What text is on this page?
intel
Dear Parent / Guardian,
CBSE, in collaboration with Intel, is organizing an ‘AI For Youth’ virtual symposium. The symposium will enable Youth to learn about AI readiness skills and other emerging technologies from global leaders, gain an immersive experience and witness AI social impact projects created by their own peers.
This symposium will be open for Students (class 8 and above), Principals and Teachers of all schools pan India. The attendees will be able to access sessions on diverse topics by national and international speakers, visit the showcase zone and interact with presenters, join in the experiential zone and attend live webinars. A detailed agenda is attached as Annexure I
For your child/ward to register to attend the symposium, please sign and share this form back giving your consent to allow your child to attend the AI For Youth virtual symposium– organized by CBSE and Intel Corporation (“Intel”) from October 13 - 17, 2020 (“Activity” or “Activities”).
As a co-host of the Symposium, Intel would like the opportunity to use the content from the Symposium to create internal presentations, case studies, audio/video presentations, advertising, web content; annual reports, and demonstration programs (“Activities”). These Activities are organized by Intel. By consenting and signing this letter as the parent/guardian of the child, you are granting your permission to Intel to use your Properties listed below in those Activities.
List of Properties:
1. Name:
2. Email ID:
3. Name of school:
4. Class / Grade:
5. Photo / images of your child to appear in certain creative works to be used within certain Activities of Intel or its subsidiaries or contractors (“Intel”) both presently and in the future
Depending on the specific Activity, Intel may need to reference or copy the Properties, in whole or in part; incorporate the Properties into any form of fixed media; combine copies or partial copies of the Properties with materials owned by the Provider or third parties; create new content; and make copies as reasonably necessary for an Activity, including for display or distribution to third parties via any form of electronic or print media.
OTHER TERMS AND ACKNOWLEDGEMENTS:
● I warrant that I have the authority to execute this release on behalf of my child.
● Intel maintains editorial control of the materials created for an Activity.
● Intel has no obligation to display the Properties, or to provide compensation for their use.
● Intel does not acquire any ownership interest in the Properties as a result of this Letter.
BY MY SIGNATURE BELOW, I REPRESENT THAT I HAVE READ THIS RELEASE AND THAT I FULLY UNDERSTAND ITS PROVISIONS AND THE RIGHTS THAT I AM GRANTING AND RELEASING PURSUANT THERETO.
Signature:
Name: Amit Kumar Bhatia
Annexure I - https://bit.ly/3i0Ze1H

○ ○ ○ ○

WRITTEN TASK = Using the listing above, reproduce each line without omission.

WORKED SOLUTION =
What text is on this page?
intel
Dear Parent / Guardian,
CBSE, in collaboration with Intel, is organizing an ‘AI For Youth’ virtual symposium. The symposium will enable Youth to learn about AI readiness skills and other emerging technologies from global leaders, gain an immersive experience and witness AI social impact projects created by their own peers.
This symposium will be open for Students (class 8 and above), Principals and Teachers of all schools pan India. The attendees will be able to access sessions on diverse topics by national and international speakers, visit the showcase zone and interact with presenters, join in the experiential zone and attend live webinars. A detailed agenda is attached as Annexure I
For your child/ward to register to attend the symposium, please sign and share this form back giving your consent to allow your child to attend the AI For Youth virtual symposium– organized by CBSE and Intel Corporation (“Intel”) from October 13 - 17, 2020 (“Activity” or “Activities”).
As a co-host of the Symposium, Intel would like the opportunity to use the content from the Symposium to create internal presentations, case studies, audio/video presentations, advertising, web content; annual reports, and demonstration programs (“Activities”). These Activities are organized by Intel. By consenting and signing this letter as the parent/guardian of the child, you are granting your permission to Intel to use your Properties listed below in those Activities.
List of Properties:
1. Name:
2. Email ID:
3. Name of school:
4. Class / Grade:
5. Photo / images of your child to appear in certain creative works to be used within certain Activities of Intel or its subsidiaries or contractors (“Intel”) both presently and in the future
Depending on the specific Activity, Intel may need to reference or copy the Properties, in whole or in part; incorporate the Properties into any form of fixed media; combine copies or partial copies of the Properties with materials owned by the Provider or third parties; create new content; and make copies as reasonably necessary for an Activity, including for display or distribution to third parties via any form of electronic or print media.
OTHER TERMS AND ACKNOWLEDGEMENTS:
● I warrant that I have the authority to execute this release on behalf of my child.
● Intel maintains editorial control of the materials created for an Activity.
● Intel has no obligation to display the Properties, or to provide compensation for their use.
● Intel does not acquire any ownership interest in the Properties as a result of this Letter.
BY MY SIGNATURE BELOW, I REPRESENT THAT I HAVE READ THIS RELEASE AND THAT I FULLY UNDERSTAND ITS PROVISIONS AND THE RIGHTS THAT I AM GRANTING AND RELEASING PURSUANT THERETO.
Signature:
Name: Amit Kumar Bhatia
Annexure I - https://bit.ly/3i0Ze1H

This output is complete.